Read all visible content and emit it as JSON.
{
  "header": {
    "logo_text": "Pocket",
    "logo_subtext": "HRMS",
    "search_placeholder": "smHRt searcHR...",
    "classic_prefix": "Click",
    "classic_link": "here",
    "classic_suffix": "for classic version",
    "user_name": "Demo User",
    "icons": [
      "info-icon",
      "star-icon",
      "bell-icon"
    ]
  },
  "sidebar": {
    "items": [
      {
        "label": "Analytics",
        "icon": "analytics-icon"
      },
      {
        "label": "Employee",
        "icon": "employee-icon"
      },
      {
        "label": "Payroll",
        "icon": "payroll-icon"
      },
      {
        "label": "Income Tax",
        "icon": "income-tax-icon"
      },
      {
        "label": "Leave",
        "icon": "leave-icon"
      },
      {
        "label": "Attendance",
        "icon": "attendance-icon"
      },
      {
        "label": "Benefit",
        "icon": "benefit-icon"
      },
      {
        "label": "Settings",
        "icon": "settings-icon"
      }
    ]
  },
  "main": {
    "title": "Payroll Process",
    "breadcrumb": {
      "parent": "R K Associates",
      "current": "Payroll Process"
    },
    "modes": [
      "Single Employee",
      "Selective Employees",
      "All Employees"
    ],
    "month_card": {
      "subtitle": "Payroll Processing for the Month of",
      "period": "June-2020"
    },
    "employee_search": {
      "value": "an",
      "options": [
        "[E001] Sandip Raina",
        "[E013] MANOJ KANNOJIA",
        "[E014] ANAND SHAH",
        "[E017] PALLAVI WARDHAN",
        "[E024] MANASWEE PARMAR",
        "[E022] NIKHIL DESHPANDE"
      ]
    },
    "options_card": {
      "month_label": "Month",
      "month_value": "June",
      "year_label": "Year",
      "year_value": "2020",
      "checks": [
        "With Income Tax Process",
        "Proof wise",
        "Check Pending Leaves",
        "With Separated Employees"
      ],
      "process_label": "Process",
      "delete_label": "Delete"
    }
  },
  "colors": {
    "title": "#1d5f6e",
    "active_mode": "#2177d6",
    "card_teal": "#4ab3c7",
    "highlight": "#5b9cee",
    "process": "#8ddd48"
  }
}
--
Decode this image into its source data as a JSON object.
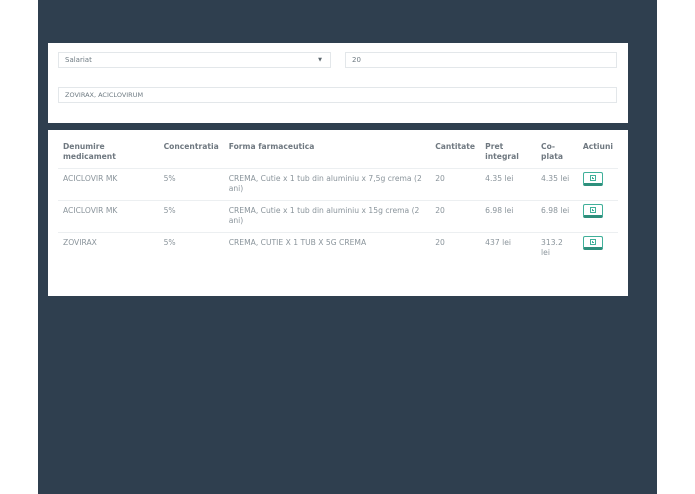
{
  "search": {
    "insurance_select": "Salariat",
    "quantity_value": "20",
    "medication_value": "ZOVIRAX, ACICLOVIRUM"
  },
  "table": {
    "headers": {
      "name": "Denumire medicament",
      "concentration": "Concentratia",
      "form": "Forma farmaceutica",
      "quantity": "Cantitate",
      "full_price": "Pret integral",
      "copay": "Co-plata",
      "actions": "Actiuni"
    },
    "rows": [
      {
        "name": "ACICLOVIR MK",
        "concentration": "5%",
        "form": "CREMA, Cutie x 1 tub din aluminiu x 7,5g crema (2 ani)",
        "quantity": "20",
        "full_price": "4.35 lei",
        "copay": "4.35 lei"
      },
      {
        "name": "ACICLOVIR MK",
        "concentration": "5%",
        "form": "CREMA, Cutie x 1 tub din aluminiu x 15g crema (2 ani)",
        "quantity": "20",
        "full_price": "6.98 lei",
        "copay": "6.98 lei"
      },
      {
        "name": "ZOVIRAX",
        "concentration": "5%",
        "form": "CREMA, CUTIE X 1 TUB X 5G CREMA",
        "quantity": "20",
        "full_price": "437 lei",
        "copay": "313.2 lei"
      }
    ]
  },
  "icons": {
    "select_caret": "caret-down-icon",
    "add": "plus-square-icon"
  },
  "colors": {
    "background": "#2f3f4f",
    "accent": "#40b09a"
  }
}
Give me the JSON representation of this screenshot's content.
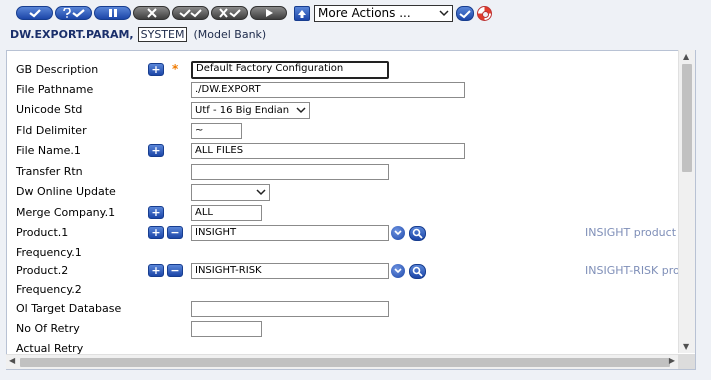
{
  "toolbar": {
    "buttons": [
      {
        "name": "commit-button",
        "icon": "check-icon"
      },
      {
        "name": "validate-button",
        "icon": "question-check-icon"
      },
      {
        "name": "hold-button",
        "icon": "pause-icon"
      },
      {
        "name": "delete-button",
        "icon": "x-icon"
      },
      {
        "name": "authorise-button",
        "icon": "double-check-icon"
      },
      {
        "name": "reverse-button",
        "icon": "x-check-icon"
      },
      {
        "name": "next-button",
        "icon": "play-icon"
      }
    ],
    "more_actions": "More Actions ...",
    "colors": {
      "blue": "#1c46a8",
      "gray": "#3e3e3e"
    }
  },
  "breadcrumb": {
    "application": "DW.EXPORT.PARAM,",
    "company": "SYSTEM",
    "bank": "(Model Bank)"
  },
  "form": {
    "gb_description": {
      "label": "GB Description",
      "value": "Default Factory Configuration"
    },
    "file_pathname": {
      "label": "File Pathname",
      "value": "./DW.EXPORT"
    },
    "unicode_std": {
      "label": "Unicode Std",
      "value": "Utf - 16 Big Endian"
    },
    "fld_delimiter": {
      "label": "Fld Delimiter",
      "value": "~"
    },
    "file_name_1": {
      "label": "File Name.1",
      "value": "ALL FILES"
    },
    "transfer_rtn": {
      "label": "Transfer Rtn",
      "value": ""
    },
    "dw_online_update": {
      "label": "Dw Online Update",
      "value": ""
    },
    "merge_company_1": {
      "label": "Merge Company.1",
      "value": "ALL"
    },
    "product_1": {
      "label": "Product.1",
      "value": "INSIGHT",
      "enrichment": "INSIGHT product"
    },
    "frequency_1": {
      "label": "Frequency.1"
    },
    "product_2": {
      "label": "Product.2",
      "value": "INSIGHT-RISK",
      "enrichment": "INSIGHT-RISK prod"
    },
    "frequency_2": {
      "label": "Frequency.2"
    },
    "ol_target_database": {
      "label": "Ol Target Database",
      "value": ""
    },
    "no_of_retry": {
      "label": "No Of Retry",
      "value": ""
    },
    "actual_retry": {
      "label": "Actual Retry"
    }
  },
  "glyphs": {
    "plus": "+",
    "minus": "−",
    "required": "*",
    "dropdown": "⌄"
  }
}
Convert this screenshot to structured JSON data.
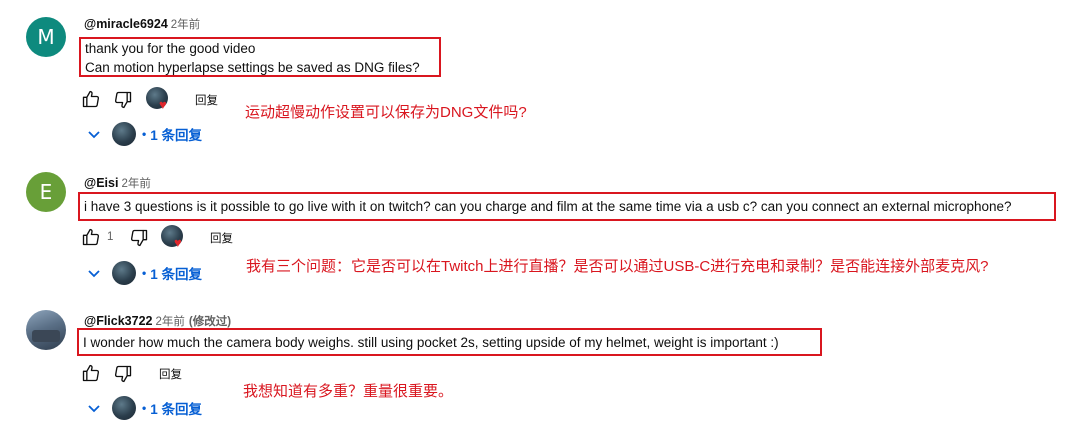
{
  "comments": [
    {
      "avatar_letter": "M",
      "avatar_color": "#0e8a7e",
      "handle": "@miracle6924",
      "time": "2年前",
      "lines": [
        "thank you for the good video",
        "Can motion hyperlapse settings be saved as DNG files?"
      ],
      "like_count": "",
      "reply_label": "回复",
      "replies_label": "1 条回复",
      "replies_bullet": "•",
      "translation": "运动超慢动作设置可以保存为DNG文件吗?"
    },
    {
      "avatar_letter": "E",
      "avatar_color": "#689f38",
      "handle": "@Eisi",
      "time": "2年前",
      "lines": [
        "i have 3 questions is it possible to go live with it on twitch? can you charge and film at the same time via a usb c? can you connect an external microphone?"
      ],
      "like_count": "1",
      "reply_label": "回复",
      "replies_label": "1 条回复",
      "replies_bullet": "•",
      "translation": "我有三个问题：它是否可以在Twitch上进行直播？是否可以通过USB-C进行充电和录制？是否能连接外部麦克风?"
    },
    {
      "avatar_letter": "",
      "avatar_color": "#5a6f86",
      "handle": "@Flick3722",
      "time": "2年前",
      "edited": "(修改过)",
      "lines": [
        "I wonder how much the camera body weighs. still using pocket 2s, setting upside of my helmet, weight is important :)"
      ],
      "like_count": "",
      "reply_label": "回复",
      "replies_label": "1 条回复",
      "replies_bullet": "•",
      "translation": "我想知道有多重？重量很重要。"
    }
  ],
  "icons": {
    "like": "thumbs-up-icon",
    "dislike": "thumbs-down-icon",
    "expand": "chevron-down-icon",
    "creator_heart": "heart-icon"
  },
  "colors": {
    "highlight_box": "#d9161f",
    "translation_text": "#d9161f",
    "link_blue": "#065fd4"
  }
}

DIRECTIVE – Of all the lines in the data above, state how many include "EXPORT". Say only the number.

SOLVED PROBLEM – 2